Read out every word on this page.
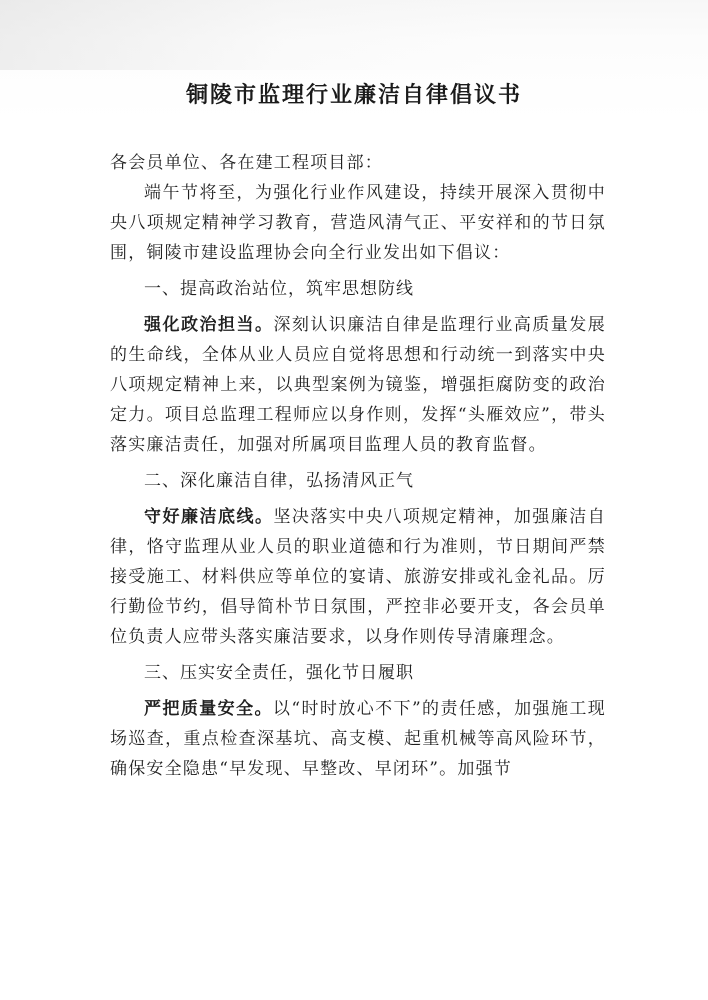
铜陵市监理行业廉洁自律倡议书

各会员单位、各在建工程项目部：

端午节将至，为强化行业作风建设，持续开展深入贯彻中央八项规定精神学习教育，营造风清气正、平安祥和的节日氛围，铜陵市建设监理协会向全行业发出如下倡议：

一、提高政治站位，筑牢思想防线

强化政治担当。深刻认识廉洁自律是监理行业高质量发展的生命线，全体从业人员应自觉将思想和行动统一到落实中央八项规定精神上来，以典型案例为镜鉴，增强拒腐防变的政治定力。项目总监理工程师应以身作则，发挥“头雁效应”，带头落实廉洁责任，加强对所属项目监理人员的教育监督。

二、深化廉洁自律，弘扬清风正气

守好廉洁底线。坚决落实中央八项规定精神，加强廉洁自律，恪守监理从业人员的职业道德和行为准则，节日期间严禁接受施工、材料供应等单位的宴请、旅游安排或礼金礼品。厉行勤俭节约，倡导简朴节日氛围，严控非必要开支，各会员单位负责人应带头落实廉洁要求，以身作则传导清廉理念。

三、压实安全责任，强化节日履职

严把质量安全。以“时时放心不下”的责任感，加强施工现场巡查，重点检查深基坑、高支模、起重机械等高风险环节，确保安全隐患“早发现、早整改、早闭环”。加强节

_ _ _ _

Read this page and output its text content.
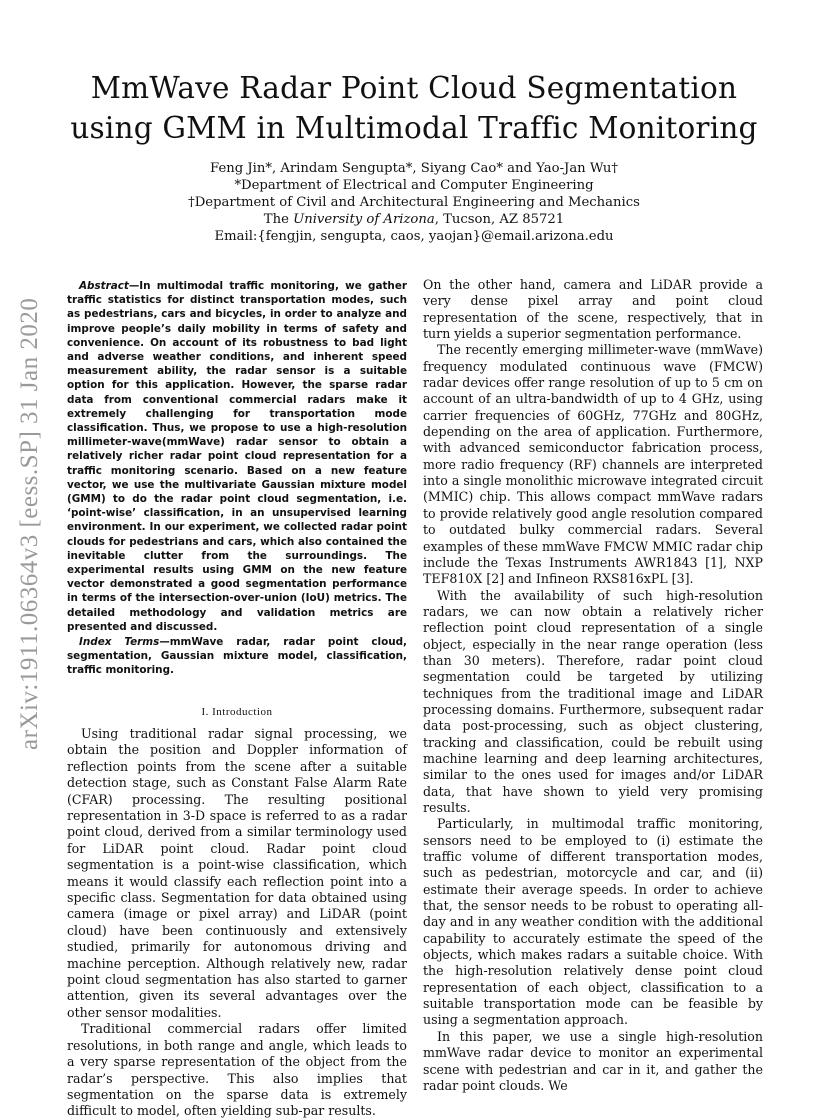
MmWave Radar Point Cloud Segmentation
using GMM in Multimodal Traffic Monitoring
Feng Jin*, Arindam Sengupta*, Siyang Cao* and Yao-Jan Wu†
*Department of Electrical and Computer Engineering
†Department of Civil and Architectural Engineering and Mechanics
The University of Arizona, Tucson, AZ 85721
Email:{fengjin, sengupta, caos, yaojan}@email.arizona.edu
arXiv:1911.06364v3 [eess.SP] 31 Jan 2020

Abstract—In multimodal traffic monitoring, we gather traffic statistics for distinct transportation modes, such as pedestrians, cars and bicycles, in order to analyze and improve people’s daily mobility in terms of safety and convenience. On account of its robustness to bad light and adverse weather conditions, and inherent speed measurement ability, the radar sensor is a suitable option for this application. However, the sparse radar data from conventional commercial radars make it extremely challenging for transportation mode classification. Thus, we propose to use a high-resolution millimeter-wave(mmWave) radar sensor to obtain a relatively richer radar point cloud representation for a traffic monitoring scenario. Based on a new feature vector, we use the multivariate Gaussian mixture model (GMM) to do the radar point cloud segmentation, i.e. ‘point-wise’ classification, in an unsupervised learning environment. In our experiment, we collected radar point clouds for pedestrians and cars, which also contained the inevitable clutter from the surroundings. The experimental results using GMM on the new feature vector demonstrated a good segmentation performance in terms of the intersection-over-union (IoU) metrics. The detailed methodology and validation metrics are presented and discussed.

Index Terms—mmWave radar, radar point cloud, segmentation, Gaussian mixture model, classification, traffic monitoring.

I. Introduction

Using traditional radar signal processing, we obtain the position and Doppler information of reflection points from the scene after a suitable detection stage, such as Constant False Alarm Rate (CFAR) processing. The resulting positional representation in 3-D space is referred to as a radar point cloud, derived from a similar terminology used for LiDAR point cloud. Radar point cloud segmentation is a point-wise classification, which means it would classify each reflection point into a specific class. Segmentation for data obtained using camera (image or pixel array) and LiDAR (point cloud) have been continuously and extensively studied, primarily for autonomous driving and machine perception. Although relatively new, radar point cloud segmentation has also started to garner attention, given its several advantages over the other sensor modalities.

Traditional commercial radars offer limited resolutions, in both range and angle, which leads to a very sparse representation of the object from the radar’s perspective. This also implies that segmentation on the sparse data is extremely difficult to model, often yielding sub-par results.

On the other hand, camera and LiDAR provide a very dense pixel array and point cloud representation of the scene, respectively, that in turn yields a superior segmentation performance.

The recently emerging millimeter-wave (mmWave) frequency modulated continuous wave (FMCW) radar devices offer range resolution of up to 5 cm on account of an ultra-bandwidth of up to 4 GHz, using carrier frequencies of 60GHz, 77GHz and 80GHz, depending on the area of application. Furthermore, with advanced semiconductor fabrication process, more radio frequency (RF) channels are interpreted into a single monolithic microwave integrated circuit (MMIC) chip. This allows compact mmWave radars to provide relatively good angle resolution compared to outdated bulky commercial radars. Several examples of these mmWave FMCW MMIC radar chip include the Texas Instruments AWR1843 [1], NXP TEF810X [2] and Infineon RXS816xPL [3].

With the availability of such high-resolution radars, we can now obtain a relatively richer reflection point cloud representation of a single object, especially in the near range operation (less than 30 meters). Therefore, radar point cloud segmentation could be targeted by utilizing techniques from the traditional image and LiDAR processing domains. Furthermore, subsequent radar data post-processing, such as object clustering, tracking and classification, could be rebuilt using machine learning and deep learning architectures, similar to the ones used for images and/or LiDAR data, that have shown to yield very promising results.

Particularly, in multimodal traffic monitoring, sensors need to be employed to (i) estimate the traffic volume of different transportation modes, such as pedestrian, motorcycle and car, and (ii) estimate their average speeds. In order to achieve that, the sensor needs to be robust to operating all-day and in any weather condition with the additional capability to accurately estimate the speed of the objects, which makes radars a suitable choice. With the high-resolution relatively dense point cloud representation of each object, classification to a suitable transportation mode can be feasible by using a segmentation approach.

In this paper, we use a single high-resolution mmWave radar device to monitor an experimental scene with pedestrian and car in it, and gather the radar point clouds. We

_ _ _ _

### Task
In the entries above, find each line with the word "page" and copy it.

### Result for this task
Read out every word on this page.
Read this page and output its text content.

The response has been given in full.